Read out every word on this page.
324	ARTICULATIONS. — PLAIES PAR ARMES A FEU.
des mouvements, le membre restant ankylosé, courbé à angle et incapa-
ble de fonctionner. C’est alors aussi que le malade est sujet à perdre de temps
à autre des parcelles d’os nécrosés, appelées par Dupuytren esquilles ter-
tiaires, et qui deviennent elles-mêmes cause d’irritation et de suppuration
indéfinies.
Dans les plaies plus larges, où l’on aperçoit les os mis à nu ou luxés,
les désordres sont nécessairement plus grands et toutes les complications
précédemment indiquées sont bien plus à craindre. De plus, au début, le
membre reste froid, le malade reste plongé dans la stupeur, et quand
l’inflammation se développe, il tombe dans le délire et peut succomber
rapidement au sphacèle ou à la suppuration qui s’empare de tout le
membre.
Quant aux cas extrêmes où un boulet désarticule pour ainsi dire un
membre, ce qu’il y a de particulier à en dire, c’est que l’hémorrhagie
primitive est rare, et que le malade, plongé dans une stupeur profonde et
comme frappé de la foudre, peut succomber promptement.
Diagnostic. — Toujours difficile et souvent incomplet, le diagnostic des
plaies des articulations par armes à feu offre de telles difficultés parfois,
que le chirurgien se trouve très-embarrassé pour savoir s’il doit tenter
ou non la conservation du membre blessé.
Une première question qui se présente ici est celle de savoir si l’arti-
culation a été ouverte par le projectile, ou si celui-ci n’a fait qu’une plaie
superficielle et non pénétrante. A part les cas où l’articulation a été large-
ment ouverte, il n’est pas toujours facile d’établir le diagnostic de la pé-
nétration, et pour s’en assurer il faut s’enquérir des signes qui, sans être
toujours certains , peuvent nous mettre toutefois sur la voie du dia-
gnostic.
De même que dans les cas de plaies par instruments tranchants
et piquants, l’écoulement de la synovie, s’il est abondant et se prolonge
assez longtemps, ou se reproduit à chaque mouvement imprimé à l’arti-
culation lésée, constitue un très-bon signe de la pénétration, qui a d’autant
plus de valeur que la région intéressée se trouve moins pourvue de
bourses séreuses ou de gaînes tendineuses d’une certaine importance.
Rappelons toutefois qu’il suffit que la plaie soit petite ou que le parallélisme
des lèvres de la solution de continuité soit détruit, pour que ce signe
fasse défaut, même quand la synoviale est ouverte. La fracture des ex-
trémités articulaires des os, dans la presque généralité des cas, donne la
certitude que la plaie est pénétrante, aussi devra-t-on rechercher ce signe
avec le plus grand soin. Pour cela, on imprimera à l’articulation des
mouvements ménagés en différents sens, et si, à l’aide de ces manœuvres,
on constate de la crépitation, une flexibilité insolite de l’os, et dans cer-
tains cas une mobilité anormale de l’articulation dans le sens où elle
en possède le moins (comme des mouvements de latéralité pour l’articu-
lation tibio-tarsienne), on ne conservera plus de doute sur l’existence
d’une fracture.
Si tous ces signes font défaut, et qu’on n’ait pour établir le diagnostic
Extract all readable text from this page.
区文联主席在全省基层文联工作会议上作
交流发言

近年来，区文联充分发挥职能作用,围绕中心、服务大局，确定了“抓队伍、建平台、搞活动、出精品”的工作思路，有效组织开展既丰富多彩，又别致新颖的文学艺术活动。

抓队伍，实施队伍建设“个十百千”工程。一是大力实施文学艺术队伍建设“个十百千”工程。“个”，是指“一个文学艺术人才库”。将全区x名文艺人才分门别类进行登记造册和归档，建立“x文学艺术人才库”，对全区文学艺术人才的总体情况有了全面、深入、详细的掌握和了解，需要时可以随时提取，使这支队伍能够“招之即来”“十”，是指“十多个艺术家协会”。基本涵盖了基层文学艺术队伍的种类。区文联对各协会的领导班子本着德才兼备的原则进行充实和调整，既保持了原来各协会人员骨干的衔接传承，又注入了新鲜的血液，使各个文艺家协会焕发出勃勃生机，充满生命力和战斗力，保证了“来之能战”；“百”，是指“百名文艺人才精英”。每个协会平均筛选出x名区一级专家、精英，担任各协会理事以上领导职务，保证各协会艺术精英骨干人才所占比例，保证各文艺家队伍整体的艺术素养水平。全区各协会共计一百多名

- _WHAT TO PRODUCE_: From the line that contains "Extract all readable text from this page." to the last line of the material above, repeat every line exactly, keeping both the first and the last.

- _SOLUTION FOR THIS EXERCISE_:
Extract all readable text from this page.
区文联主席在全省基层文联工作会议上作
交流发言

近年来，区文联充分发挥职能作用,围绕中心、服务大局，确定了“抓队伍、建平台、搞活动、出精品”的工作思路，有效组织开展既丰富多彩，又别致新颖的文学艺术活动。

抓队伍，实施队伍建设“个十百千”工程。一是大力实施文学艺术队伍建设“个十百千”工程。“个”，是指“一个文学艺术人才库”。将全区x名文艺人才分门别类进行登记造册和归档，建立“x文学艺术人才库”，对全区文学艺术人才的总体情况有了全面、深入、详细的掌握和了解，需要时可以随时提取，使这支队伍能够“招之即来”“十”，是指“十多个艺术家协会”。基本涵盖了基层文学艺术队伍的种类。区文联对各协会的领导班子本着德才兼备的原则进行充实和调整，既保持了原来各协会人员骨干的衔接传承，又注入了新鲜的血液，使各个文艺家协会焕发出勃勃生机，充满生命力和战斗力，保证了“来之能战”；“百”，是指“百名文艺人才精英”。每个协会平均筛选出x名区一级专家、精英，担任各协会理事以上领导职务，保证各协会艺术精英骨干人才所占比例，保证各文艺家队伍整体的艺术素养水平。全区各协会共计一百多名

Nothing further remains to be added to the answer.